+++ Records provided +++

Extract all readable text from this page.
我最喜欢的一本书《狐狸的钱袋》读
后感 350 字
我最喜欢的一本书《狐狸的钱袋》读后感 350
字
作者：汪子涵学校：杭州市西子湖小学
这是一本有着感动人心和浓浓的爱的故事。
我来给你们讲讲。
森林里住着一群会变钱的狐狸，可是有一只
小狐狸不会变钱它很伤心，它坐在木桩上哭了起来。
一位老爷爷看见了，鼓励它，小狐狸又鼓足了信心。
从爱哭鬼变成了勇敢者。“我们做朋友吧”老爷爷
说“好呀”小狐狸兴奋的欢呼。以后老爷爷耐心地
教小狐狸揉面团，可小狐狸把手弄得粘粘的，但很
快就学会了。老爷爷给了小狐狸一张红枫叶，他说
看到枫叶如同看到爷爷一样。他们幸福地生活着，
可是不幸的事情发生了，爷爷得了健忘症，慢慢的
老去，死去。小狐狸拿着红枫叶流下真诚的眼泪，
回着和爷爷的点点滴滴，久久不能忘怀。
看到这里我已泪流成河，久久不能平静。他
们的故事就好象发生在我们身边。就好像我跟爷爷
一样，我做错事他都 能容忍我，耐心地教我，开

+++
+++ Records provided +++

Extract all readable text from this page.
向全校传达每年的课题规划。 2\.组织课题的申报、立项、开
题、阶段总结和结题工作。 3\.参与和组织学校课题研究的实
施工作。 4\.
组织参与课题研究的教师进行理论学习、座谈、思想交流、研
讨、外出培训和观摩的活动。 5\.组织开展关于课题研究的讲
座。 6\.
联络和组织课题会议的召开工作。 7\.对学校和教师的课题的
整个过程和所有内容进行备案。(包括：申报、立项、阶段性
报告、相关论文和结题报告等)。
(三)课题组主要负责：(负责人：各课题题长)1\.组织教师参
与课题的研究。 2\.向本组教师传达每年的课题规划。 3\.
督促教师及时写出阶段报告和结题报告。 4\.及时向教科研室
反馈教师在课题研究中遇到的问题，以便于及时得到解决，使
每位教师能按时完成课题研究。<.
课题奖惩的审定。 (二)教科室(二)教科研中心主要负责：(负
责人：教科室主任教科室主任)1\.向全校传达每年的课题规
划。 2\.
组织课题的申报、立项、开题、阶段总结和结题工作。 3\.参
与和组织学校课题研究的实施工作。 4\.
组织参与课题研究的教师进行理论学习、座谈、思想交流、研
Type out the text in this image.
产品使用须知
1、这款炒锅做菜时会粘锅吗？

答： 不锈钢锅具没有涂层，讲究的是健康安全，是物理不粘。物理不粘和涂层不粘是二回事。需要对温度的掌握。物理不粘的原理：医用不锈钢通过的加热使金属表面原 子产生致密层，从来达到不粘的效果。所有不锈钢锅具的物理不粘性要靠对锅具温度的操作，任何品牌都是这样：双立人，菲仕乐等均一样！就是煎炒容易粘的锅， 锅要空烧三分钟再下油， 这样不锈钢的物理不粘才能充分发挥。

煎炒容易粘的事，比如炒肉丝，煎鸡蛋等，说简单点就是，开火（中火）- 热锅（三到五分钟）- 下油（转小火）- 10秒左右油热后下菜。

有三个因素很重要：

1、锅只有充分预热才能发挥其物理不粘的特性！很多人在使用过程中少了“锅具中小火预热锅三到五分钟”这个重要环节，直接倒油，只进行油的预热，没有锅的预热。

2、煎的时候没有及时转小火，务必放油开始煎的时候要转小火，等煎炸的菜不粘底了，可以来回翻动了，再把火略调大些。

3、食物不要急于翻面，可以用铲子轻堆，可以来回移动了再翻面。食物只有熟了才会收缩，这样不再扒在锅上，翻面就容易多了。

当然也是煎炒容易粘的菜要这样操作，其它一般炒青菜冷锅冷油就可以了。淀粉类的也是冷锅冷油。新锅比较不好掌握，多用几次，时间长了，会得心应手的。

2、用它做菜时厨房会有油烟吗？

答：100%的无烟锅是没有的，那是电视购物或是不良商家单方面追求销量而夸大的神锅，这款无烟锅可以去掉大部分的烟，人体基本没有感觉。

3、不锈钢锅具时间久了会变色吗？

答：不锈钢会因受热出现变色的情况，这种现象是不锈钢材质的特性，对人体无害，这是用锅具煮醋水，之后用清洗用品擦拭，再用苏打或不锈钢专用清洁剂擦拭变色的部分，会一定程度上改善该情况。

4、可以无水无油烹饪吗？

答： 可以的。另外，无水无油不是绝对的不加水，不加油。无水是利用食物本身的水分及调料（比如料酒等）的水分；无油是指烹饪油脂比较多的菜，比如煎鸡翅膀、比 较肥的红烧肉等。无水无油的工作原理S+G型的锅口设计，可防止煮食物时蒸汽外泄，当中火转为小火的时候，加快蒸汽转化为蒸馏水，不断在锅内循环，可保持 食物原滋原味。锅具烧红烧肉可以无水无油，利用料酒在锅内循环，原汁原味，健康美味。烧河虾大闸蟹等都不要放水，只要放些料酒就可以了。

+++
+++ Records provided +++

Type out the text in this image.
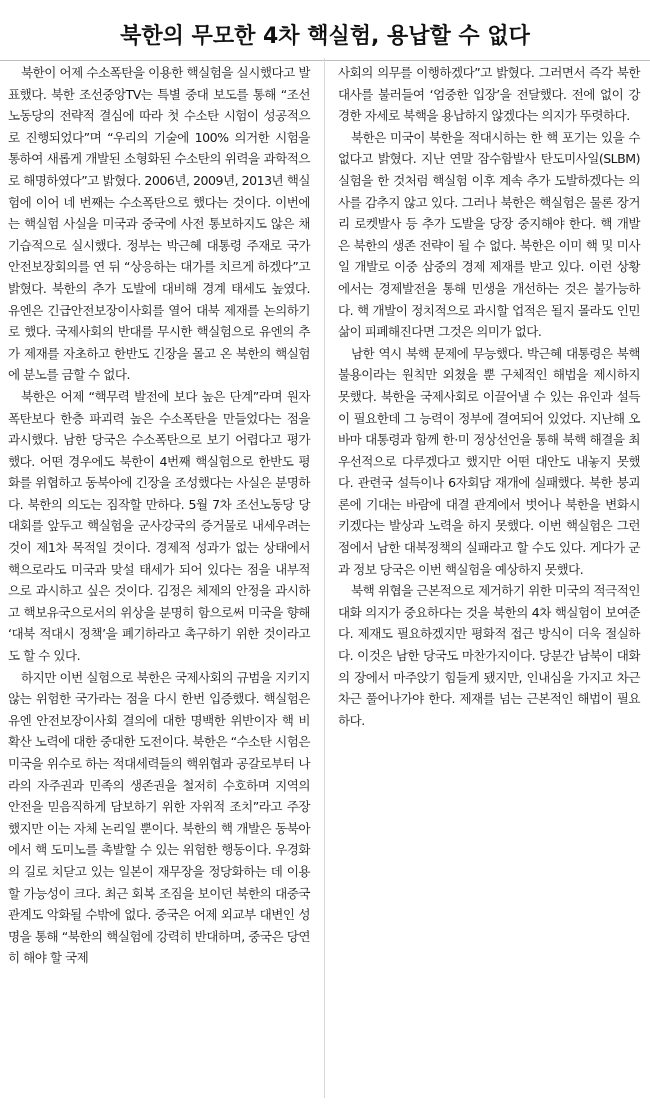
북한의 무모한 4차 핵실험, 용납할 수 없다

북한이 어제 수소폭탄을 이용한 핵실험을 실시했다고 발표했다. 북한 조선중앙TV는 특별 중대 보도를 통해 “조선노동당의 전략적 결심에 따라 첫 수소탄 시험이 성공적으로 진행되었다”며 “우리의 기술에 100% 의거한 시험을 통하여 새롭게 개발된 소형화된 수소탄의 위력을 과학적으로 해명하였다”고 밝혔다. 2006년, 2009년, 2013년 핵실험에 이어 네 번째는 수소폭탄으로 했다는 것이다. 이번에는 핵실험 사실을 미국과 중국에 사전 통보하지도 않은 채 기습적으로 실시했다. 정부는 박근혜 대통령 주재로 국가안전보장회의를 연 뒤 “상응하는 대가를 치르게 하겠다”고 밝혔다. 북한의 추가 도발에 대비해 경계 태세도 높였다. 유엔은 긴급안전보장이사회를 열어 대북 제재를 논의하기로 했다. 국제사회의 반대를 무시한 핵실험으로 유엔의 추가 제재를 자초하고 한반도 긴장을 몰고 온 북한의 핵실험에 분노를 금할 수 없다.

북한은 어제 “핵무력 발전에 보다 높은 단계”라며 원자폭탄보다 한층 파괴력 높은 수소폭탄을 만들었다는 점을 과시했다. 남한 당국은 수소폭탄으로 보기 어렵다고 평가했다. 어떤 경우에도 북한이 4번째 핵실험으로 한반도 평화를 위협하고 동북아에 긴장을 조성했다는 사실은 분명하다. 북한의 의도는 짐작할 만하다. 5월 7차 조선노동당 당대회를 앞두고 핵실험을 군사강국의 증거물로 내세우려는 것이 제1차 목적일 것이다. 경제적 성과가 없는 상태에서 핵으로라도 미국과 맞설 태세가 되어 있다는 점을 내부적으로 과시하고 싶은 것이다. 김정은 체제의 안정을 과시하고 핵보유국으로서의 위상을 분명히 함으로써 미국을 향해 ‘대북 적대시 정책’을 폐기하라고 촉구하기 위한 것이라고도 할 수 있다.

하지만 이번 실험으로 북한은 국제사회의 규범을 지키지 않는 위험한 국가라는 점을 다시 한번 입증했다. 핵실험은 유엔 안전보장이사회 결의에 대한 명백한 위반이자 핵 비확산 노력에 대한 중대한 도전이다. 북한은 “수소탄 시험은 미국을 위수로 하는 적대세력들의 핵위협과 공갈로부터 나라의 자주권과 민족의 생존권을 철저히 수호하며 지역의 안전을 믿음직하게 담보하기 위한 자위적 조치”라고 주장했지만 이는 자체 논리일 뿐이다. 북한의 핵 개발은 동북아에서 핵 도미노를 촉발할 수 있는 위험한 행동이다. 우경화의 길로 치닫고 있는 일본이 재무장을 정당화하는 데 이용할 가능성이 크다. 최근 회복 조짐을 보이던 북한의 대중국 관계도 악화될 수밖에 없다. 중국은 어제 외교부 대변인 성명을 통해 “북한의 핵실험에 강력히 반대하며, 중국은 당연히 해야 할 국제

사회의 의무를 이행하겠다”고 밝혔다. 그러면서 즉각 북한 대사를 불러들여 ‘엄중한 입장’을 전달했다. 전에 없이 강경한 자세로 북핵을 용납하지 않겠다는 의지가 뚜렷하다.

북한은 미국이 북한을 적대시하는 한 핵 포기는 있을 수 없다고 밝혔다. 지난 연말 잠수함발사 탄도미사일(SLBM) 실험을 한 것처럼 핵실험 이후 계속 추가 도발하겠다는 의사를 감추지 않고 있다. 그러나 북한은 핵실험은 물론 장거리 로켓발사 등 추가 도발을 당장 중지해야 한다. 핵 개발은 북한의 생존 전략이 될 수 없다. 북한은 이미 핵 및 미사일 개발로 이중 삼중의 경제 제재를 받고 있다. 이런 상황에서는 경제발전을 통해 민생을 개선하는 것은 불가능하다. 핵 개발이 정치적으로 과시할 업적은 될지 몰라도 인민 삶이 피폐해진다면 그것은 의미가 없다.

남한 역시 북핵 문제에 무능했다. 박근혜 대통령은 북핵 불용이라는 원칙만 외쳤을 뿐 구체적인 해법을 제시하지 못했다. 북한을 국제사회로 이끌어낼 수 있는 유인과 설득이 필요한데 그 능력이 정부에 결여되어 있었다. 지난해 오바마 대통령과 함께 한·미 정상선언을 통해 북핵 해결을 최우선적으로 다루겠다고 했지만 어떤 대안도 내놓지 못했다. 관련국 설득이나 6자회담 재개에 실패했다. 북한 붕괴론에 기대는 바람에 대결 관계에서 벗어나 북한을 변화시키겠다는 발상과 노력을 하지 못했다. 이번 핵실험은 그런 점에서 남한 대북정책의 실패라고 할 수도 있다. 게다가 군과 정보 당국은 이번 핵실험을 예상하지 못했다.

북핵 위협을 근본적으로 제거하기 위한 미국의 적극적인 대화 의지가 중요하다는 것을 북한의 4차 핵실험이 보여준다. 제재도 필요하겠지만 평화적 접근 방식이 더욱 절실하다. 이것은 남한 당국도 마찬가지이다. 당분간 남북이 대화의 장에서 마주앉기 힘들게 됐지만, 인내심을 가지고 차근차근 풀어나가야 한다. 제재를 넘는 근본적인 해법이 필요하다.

+++

Exercise directions :: Gather each line from the listing above that holds "组织课题的申报".

Correct answer ::
向全校传达每年的课题规划。 2\.组织课题的申报、立项、开
组织课题的申报、立项、开题、阶段总结和结题工作。 3\.参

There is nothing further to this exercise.